— WRITTEN TASK —
Transcribe all of the material below word for word and leave out its pictures.

[Stored entries]

══════════════════════════════

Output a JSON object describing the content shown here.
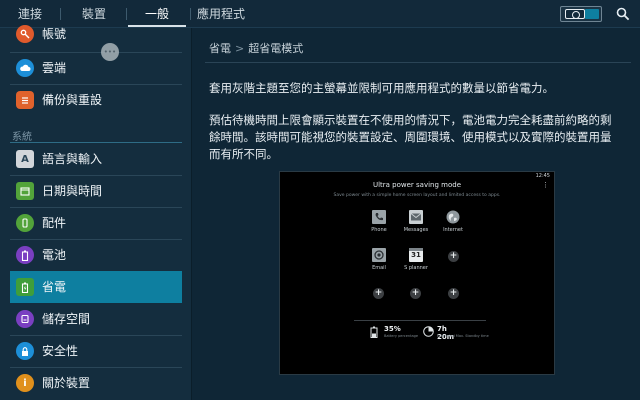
{
  "topbar": {
    "tabs": [
      {
        "label": "連接"
      },
      {
        "label": "裝置"
      },
      {
        "label": "一般"
      },
      {
        "label": "應用程式"
      }
    ],
    "active_tab": "一般",
    "toggle_state": "off"
  },
  "sidebar": {
    "items_top": [
      {
        "label": "帳號",
        "icon": "key-icon",
        "color": "#e05a2c"
      },
      {
        "label": "雲端",
        "icon": "cloud-icon",
        "color": "#1d8fd8"
      },
      {
        "label": "備份與重設",
        "icon": "backup-icon",
        "color": "#e0622c"
      }
    ],
    "section_label": "系統",
    "items": [
      {
        "label": "語言與輸入",
        "icon": "language-icon",
        "color": "#d2d6da"
      },
      {
        "label": "日期與時間",
        "icon": "calendar-icon",
        "color": "#52a33a"
      },
      {
        "label": "配件",
        "icon": "accessory-icon",
        "color": "#52a33a"
      },
      {
        "label": "電池",
        "icon": "battery-icon",
        "color": "#7a3fc1"
      },
      {
        "label": "省電",
        "icon": "power-saving-icon",
        "color": "#3f9e3a"
      },
      {
        "label": "儲存空間",
        "icon": "storage-icon",
        "color": "#7a3fc1"
      },
      {
        "label": "安全性",
        "icon": "lock-icon",
        "color": "#1d8fd8"
      },
      {
        "label": "關於裝置",
        "icon": "info-icon",
        "color": "#e0901c"
      }
    ],
    "active_item": "省電"
  },
  "main": {
    "breadcrumb": {
      "parent": "省電",
      "current": "超省電模式"
    },
    "para1": "套用灰階主題至您的主螢幕並限制可用應用程式的數量以節省電力。",
    "para2": "預估待機時間上限會顯示裝置在不使用的情況下，電池電力完全耗盡前約略的剩餘時間。該時間可能視您的裝置設定、周圍環境、使用模式以及實際的裝置用量而有所不同。",
    "preview": {
      "time": "12:45",
      "title": "Ultra power saving mode",
      "subtitle": "Save power with a simple home screen layout and limited access to apps.",
      "apps": [
        {
          "label": "Phone",
          "icon": "phone-icon"
        },
        {
          "label": "Messages",
          "icon": "messages-icon"
        },
        {
          "label": "Internet",
          "icon": "globe-icon"
        },
        {
          "label": "Email",
          "icon": "email-icon"
        },
        {
          "label": "S planner",
          "icon": "calendar-icon",
          "day": "31"
        }
      ],
      "battery": {
        "value": "35%",
        "caption": "Battery percentage"
      },
      "standby": {
        "value": "7h 20m",
        "caption": "Estimated Max. Standby time"
      }
    }
  }
}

══════════════════════════════

— TASK SOLUTION —
Output a JSON object describing the content shown here.
{
  "topbar": {
    "tabs": [
      {
        "label": "連接"
      },
      {
        "label": "裝置"
      },
      {
        "label": "一般"
      },
      {
        "label": "應用程式"
      }
    ],
    "active_tab": "一般",
    "toggle_state": "off"
  },
  "sidebar": {
    "items_top": [
      {
        "label": "帳號",
        "icon": "key-icon",
        "color": "#e05a2c"
      },
      {
        "label": "雲端",
        "icon": "cloud-icon",
        "color": "#1d8fd8"
      },
      {
        "label": "備份與重設",
        "icon": "backup-icon",
        "color": "#e0622c"
      }
    ],
    "section_label": "系統",
    "items": [
      {
        "label": "語言與輸入",
        "icon": "language-icon",
        "color": "#d2d6da"
      },
      {
        "label": "日期與時間",
        "icon": "calendar-icon",
        "color": "#52a33a"
      },
      {
        "label": "配件",
        "icon": "accessory-icon",
        "color": "#52a33a"
      },
      {
        "label": "電池",
        "icon": "battery-icon",
        "color": "#7a3fc1"
      },
      {
        "label": "省電",
        "icon": "power-saving-icon",
        "color": "#3f9e3a"
      },
      {
        "label": "儲存空間",
        "icon": "storage-icon",
        "color": "#7a3fc1"
      },
      {
        "label": "安全性",
        "icon": "lock-icon",
        "color": "#1d8fd8"
      },
      {
        "label": "關於裝置",
        "icon": "info-icon",
        "color": "#e0901c"
      }
    ],
    "active_item": "省電"
  },
  "main": {
    "breadcrumb": {
      "parent": "省電",
      "current": "超省電模式"
    },
    "para1": "套用灰階主題至您的主螢幕並限制可用應用程式的數量以節省電力。",
    "para2": "預估待機時間上限會顯示裝置在不使用的情況下，電池電力完全耗盡前約略的剩餘時間。該時間可能視您的裝置設定、周圍環境、使用模式以及實際的裝置用量而有所不同。",
    "preview": {
      "time": "12:45",
      "title": "Ultra power saving mode",
      "subtitle": "Save power with a simple home screen layout and limited access to apps.",
      "apps": [
        {
          "label": "Phone",
          "icon": "phone-icon"
        },
        {
          "label": "Messages",
          "icon": "messages-icon"
        },
        {
          "label": "Internet",
          "icon": "globe-icon"
        },
        {
          "label": "Email",
          "icon": "email-icon"
        },
        {
          "label": "S planner",
          "icon": "calendar-icon",
          "day": "31"
        }
      ],
      "battery": {
        "value": "35%",
        "caption": "Battery percentage"
      },
      "standby": {
        "value": "7h 20m",
        "caption": "Estimated Max. Standby time"
      }
    }
  }
}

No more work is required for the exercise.